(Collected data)
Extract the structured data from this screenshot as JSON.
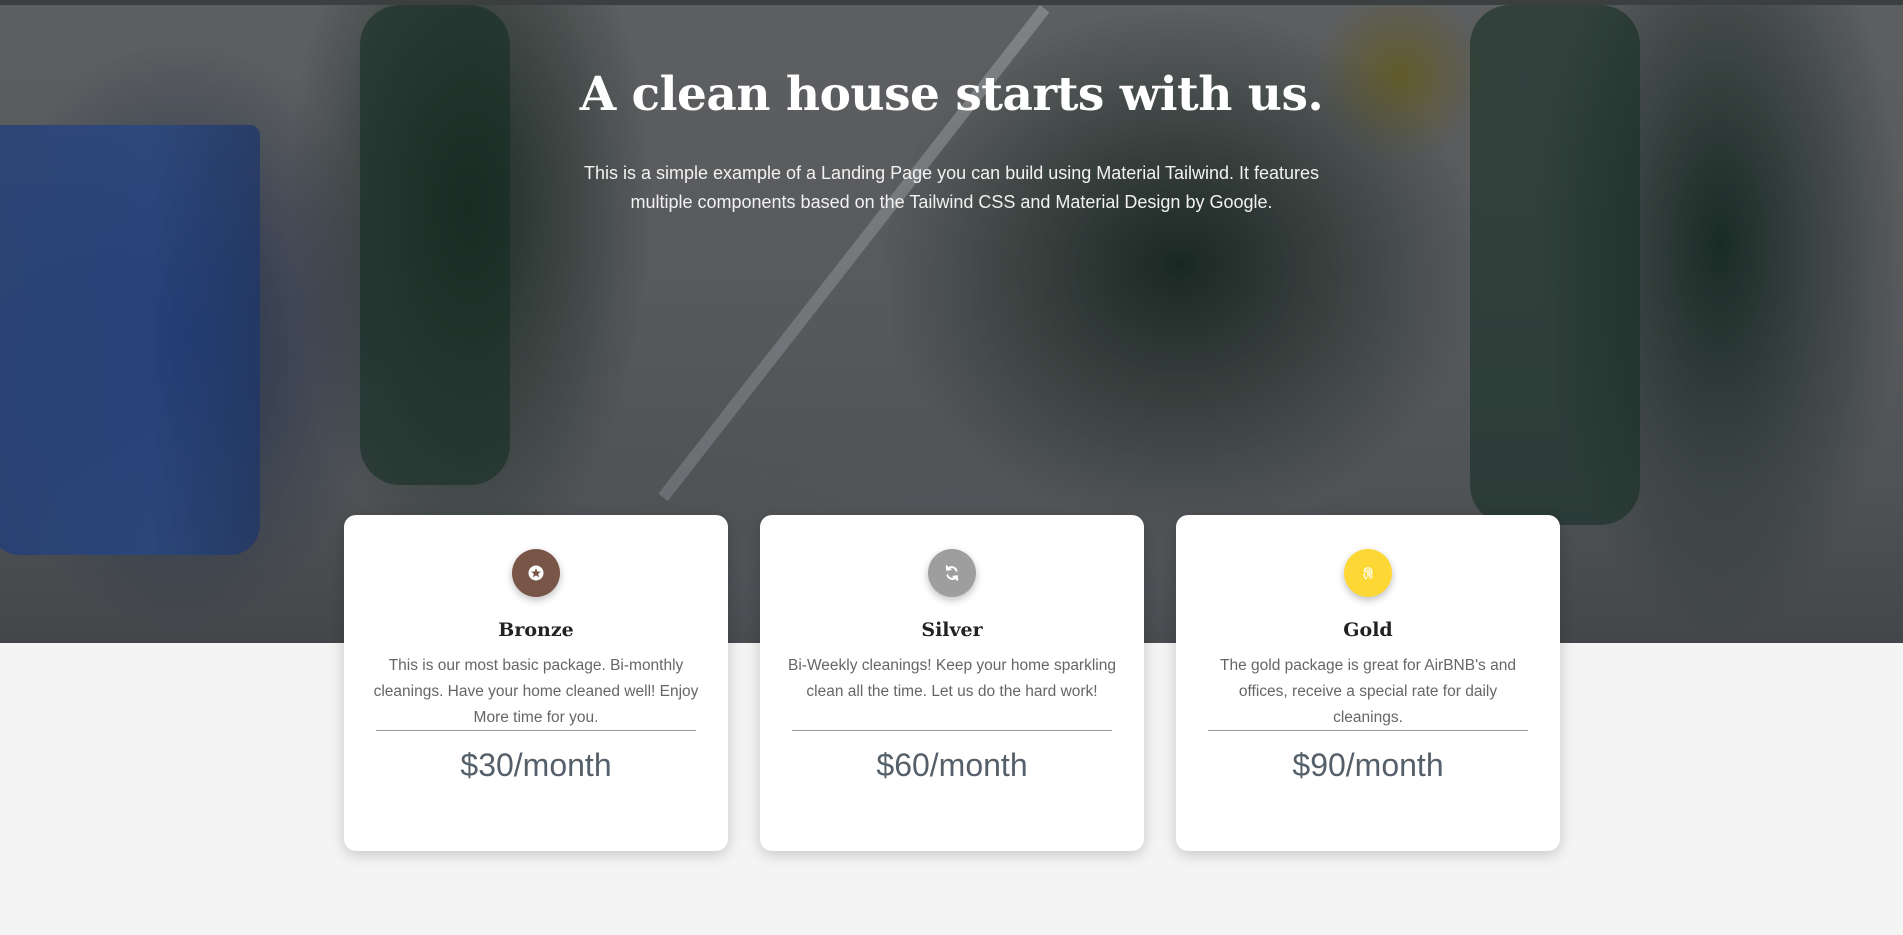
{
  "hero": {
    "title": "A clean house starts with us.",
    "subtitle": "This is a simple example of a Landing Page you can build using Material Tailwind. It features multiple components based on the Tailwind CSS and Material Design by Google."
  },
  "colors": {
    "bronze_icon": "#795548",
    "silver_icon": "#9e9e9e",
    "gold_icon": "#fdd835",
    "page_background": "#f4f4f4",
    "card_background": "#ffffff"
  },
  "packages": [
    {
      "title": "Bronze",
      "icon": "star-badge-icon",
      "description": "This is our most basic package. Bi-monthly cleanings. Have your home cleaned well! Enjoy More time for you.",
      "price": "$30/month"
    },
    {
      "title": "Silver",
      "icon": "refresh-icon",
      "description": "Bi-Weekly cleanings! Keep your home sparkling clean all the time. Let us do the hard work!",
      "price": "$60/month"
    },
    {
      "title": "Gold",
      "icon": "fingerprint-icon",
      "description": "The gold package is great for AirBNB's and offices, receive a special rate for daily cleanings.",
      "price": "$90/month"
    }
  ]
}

> _Work required_
Restate the data above word for word. Skip every picture.

> _Exercise response_
Extract the structured data from this screenshot as JSON.
{
  "hero": {
    "title": "A clean house starts with us.",
    "subtitle": "This is a simple example of a Landing Page you can build using Material Tailwind. It features multiple components based on the Tailwind CSS and Material Design by Google."
  },
  "colors": {
    "bronze_icon": "#795548",
    "silver_icon": "#9e9e9e",
    "gold_icon": "#fdd835",
    "page_background": "#f4f4f4",
    "card_background": "#ffffff"
  },
  "packages": [
    {
      "title": "Bronze",
      "icon": "star-badge-icon",
      "description": "This is our most basic package. Bi-monthly cleanings. Have your home cleaned well! Enjoy More time for you.",
      "price": "$30/month"
    },
    {
      "title": "Silver",
      "icon": "refresh-icon",
      "description": "Bi-Weekly cleanings! Keep your home sparkling clean all the time. Let us do the hard work!",
      "price": "$60/month"
    },
    {
      "title": "Gold",
      "icon": "fingerprint-icon",
      "description": "The gold package is great for AirBNB's and offices, receive a special rate for daily cleanings.",
      "price": "$90/month"
    }
  ]
}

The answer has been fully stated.